• Prompt
Return all of the data exactly as given.
— START Source records —
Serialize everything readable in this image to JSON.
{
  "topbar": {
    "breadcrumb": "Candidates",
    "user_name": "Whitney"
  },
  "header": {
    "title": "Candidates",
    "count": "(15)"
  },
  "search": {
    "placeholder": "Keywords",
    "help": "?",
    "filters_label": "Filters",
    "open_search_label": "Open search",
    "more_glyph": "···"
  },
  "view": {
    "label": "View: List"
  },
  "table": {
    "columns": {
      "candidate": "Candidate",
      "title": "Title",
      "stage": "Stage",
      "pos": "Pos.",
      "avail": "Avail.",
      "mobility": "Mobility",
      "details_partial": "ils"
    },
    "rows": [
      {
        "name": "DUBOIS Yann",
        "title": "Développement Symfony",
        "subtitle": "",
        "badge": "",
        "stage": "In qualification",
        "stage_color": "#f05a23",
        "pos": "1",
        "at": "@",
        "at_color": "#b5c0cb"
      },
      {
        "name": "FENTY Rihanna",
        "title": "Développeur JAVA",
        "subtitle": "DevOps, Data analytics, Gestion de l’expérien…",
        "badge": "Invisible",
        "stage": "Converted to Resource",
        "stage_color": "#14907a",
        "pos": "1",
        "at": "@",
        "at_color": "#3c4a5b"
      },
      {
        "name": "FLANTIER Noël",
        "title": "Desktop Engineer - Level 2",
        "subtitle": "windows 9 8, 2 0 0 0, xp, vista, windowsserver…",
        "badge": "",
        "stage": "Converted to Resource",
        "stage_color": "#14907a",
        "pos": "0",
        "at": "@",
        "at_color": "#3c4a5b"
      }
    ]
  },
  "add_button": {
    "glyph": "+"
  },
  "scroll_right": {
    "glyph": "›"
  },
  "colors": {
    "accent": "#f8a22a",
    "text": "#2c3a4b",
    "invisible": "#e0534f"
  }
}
— END Source records —
• Exercise output
Serialize everything readable in this image to JSON.
{
  "topbar": {
    "breadcrumb": "Candidates",
    "user_name": "Whitney"
  },
  "header": {
    "title": "Candidates",
    "count": "(15)"
  },
  "search": {
    "placeholder": "Keywords",
    "help": "?",
    "filters_label": "Filters",
    "open_search_label": "Open search",
    "more_glyph": "···"
  },
  "view": {
    "label": "View: List"
  },
  "table": {
    "columns": {
      "candidate": "Candidate",
      "title": "Title",
      "stage": "Stage",
      "pos": "Pos.",
      "avail": "Avail.",
      "mobility": "Mobility",
      "details_partial": "ils"
    },
    "rows": [
      {
        "name": "DUBOIS Yann",
        "title": "Développement Symfony",
        "subtitle": "",
        "badge": "",
        "stage": "In qualification",
        "stage_color": "#f05a23",
        "pos": "1",
        "at": "@",
        "at_color": "#b5c0cb"
      },
      {
        "name": "FENTY Rihanna",
        "title": "Développeur JAVA",
        "subtitle": "DevOps, Data analytics, Gestion de l’expérien…",
        "badge": "Invisible",
        "stage": "Converted to Resource",
        "stage_color": "#14907a",
        "pos": "1",
        "at": "@",
        "at_color": "#3c4a5b"
      },
      {
        "name": "FLANTIER Noël",
        "title": "Desktop Engineer - Level 2",
        "subtitle": "windows 9 8, 2 0 0 0, xp, vista, windowsserver…",
        "badge": "",
        "stage": "Converted to Resource",
        "stage_color": "#14907a",
        "pos": "0",
        "at": "@",
        "at_color": "#3c4a5b"
      }
    ]
  },
  "add_button": {
    "glyph": "+"
  },
  "scroll_right": {
    "glyph": "›"
  },
  "colors": {
    "accent": "#f8a22a",
    "text": "#2c3a4b",
    "invisible": "#e0534f"
  }
}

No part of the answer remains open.